'''

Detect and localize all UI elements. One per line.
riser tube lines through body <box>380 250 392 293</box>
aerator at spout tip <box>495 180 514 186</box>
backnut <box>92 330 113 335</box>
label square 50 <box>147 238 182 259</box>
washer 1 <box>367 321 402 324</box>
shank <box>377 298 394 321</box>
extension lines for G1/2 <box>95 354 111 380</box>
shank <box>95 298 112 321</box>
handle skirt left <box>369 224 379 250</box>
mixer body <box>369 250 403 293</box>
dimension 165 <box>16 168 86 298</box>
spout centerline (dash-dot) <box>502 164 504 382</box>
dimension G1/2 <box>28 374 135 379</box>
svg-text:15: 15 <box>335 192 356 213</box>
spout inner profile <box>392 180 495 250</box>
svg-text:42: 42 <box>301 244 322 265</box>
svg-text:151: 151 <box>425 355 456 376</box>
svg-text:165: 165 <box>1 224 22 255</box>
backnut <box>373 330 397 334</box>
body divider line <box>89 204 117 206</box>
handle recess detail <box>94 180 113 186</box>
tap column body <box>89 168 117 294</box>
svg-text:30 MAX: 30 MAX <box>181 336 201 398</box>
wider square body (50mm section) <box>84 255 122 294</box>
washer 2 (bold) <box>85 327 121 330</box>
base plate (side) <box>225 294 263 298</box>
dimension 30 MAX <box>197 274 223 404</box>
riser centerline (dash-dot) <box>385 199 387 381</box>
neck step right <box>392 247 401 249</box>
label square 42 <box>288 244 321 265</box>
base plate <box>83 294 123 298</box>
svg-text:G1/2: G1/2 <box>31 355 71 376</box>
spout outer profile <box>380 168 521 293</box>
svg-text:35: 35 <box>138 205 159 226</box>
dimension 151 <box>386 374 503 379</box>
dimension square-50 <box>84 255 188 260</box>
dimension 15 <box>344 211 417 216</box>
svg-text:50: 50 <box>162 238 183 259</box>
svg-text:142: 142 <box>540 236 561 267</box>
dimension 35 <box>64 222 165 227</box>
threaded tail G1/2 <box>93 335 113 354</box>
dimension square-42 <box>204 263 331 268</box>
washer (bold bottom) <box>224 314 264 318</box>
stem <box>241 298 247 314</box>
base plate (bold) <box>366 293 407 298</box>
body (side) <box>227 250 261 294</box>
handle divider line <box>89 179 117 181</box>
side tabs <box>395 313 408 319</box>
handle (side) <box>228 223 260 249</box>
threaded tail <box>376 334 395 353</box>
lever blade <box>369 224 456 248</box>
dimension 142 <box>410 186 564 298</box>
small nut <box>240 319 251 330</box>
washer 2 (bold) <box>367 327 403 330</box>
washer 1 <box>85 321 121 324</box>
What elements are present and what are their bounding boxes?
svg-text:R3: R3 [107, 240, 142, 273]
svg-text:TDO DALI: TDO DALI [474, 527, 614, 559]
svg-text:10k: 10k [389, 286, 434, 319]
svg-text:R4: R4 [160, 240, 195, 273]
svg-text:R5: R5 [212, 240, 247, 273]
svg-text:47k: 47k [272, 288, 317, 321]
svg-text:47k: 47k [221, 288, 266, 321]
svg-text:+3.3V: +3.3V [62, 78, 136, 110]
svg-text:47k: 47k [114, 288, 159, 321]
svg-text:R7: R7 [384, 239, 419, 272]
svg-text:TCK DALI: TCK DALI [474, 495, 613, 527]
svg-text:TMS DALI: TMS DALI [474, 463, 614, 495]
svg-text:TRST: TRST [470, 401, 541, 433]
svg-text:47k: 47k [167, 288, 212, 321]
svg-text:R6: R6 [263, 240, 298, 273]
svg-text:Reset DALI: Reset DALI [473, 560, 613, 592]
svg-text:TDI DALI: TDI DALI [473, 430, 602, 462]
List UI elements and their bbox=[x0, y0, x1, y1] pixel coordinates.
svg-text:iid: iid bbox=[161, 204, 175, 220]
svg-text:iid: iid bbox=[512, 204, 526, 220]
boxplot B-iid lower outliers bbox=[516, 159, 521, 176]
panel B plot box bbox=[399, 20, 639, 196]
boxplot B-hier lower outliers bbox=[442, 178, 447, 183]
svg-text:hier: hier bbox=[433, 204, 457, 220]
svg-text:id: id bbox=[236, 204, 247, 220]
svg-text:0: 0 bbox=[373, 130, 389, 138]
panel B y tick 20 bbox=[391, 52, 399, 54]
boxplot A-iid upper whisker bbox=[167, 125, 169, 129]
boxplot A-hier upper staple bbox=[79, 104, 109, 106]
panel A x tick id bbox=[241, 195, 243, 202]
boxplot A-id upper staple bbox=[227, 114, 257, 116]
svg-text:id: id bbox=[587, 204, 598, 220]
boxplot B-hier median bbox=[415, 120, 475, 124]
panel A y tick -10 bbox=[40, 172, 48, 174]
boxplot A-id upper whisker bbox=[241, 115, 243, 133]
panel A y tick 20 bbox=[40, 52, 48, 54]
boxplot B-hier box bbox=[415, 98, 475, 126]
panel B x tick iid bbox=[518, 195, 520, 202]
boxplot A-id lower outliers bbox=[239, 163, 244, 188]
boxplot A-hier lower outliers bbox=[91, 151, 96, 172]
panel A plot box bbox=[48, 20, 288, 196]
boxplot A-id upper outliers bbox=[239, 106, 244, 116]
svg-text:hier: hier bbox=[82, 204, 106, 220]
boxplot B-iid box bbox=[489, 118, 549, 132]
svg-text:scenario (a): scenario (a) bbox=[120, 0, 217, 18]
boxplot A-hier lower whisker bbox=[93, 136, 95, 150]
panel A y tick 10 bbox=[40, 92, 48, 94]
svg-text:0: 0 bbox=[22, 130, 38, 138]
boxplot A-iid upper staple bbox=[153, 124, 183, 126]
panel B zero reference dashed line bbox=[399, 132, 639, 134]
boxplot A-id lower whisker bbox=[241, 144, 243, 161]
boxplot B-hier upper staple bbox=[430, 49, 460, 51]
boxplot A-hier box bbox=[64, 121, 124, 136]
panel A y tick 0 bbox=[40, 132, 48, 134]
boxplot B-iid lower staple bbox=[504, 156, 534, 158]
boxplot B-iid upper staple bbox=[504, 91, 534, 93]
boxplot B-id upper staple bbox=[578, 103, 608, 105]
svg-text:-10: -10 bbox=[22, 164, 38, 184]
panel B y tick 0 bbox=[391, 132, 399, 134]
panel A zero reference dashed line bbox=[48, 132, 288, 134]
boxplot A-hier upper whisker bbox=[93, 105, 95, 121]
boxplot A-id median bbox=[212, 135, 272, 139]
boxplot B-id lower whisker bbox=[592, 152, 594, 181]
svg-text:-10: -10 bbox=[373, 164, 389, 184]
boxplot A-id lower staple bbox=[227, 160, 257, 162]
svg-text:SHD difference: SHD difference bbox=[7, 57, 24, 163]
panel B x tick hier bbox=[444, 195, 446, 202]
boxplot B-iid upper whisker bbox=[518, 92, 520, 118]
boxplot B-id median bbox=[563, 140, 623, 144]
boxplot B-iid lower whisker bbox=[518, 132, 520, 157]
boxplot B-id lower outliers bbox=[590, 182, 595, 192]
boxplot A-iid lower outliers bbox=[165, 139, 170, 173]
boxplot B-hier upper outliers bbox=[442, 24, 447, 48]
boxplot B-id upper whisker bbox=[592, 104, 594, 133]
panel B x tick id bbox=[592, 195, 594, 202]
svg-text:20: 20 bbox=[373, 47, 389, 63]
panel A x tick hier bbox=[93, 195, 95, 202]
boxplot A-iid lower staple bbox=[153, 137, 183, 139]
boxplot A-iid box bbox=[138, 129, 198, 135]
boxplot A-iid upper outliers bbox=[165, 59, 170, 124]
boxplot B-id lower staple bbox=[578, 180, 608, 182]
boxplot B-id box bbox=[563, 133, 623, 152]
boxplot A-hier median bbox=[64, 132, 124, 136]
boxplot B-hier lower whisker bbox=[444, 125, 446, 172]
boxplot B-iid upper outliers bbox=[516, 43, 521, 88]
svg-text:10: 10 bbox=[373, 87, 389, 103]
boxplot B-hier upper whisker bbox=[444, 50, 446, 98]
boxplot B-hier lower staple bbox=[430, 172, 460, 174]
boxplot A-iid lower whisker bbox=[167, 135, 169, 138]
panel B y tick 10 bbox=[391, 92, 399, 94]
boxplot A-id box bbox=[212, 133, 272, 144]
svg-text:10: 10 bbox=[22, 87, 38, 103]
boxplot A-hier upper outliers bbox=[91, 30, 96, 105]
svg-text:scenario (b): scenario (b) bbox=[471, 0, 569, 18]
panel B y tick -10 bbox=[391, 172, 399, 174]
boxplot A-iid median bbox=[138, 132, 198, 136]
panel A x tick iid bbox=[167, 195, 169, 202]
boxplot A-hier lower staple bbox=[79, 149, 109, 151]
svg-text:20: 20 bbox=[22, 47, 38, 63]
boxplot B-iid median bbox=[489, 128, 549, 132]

'''

● SHORT EXERCISE
Swap "backnut" for "locknut" in the data from the first line up to and including the line with "handle recess detail". Write out only those lines, with everything else left the same.

● SOLUTION TO THIS TASK
Detect and localize all UI elements. One per line.
riser tube lines through body <box>380 250 392 293</box>
aerator at spout tip <box>495 180 514 186</box>
locknut <box>92 330 113 335</box>
label square 50 <box>147 238 182 259</box>
washer 1 <box>367 321 402 324</box>
shank <box>377 298 394 321</box>
extension lines for G1/2 <box>95 354 111 380</box>
shank <box>95 298 112 321</box>
handle skirt left <box>369 224 379 250</box>
mixer body <box>369 250 403 293</box>
dimension 165 <box>16 168 86 298</box>
spout centerline (dash-dot) <box>502 164 504 382</box>
dimension G1/2 <box>28 374 135 379</box>
svg-text:15: 15 <box>335 192 356 213</box>
spout inner profile <box>392 180 495 250</box>
svg-text:42: 42 <box>301 244 322 265</box>
svg-text:151: 151 <box>425 355 456 376</box>
svg-text:165: 165 <box>1 224 22 255</box>
locknut <box>373 330 397 334</box>
body divider line <box>89 204 117 206</box>
handle recess detail <box>94 180 113 186</box>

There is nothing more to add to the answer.